## THE EXERCISE
Determine how many lines of the entries contain "bailarín". Reply with that number alone.

Dataset items:
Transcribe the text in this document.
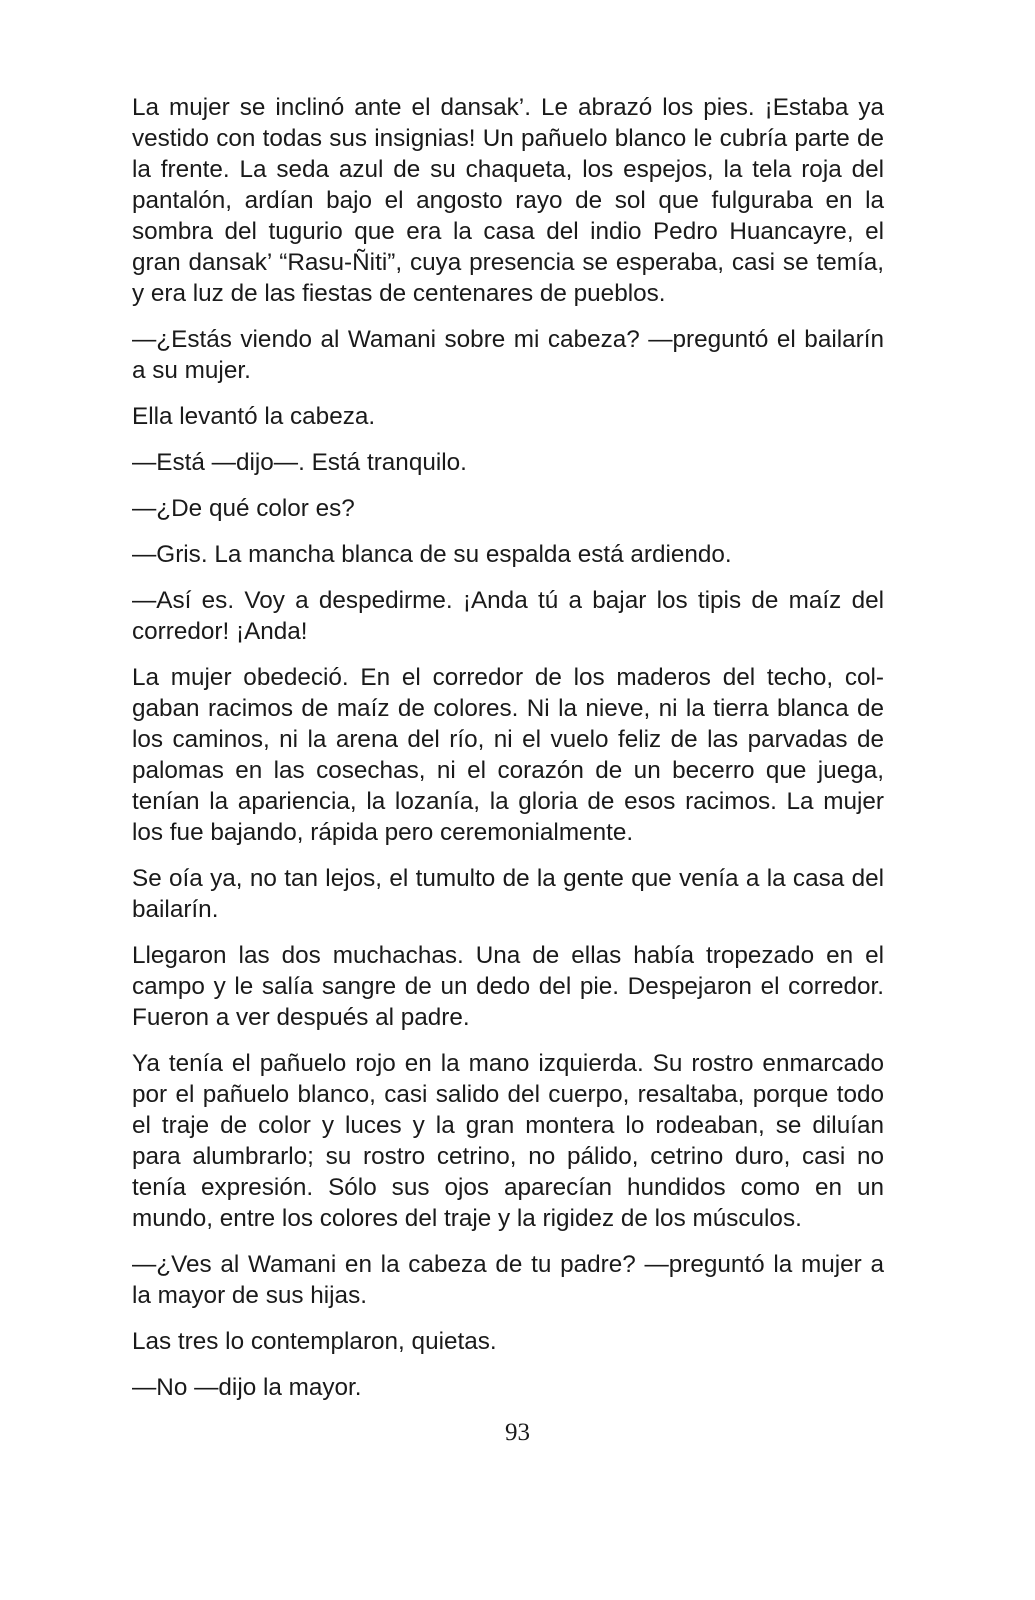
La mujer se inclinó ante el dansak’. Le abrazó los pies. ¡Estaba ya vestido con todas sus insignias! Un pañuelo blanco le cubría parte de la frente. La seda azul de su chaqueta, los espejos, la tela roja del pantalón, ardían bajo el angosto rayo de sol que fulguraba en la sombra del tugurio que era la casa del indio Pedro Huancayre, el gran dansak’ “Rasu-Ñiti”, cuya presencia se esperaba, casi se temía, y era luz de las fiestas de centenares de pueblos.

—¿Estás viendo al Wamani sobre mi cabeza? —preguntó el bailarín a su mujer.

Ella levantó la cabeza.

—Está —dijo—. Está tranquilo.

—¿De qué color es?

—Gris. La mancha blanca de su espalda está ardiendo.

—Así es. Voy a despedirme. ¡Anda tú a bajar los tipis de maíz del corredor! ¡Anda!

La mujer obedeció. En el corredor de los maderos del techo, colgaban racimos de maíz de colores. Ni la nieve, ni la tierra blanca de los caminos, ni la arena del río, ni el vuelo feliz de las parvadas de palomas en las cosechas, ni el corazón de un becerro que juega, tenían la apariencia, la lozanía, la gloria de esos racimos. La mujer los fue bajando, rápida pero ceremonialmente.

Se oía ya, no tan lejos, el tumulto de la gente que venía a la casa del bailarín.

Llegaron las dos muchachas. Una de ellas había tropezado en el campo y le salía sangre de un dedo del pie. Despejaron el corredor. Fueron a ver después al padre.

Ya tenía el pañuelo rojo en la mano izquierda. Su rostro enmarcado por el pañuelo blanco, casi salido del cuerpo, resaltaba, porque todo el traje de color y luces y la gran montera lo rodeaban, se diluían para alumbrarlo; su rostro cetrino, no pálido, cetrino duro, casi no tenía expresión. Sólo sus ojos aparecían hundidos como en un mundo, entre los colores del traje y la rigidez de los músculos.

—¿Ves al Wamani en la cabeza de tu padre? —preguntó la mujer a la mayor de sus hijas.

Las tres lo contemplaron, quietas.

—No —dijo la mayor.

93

==

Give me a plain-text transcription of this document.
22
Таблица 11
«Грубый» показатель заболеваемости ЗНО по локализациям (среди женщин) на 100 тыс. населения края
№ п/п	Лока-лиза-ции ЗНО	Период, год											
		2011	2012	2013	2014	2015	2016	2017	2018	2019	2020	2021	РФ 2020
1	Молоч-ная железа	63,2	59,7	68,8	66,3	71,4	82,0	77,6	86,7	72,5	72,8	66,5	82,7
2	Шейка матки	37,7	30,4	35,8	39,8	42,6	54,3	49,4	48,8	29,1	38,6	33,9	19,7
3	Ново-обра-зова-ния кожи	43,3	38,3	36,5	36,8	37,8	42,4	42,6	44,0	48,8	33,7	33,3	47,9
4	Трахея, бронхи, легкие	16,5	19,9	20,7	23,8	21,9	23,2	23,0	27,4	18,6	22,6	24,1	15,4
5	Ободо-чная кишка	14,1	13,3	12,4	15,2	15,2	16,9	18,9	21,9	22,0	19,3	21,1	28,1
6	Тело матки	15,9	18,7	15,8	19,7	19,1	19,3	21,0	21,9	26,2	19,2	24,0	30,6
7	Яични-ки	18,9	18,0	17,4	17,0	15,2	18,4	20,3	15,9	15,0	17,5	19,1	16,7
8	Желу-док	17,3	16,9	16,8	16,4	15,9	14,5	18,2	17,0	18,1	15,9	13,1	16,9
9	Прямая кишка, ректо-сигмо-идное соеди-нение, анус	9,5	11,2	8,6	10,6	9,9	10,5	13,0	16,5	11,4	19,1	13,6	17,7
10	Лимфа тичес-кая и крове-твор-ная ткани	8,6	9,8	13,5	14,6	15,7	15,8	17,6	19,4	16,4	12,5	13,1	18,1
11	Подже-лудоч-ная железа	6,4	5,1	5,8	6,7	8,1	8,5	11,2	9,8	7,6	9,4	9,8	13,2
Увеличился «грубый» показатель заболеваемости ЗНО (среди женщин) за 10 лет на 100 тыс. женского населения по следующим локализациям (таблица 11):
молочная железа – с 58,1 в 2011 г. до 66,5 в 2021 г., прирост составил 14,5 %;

...

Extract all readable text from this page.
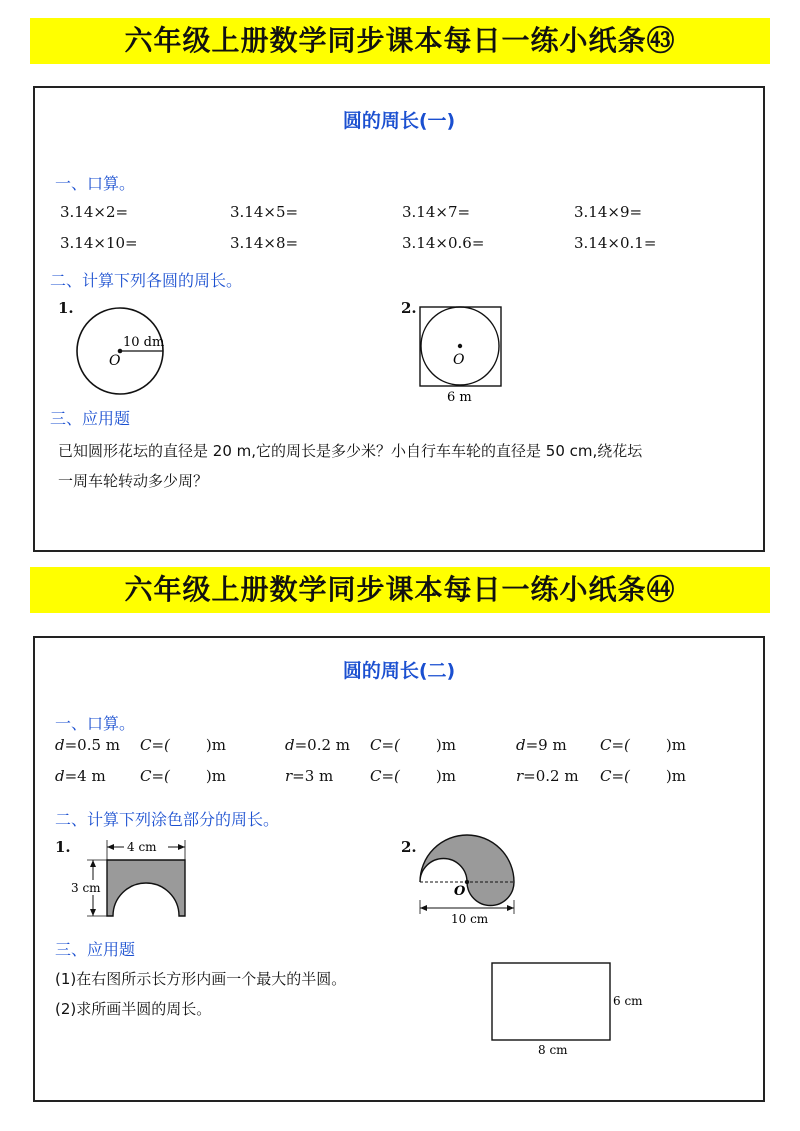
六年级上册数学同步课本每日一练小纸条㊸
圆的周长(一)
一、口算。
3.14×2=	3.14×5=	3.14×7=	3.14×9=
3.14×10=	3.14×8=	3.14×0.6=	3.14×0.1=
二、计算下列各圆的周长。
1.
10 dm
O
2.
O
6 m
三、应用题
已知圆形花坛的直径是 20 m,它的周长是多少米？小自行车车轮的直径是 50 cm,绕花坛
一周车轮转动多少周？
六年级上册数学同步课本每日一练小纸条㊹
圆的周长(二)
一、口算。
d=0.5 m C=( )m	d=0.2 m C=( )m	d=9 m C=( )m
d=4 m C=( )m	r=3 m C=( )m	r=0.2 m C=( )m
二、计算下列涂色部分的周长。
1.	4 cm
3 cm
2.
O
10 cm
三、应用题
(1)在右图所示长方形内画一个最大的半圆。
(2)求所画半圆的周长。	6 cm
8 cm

## ANSWER FOR THIS EXERCISE
2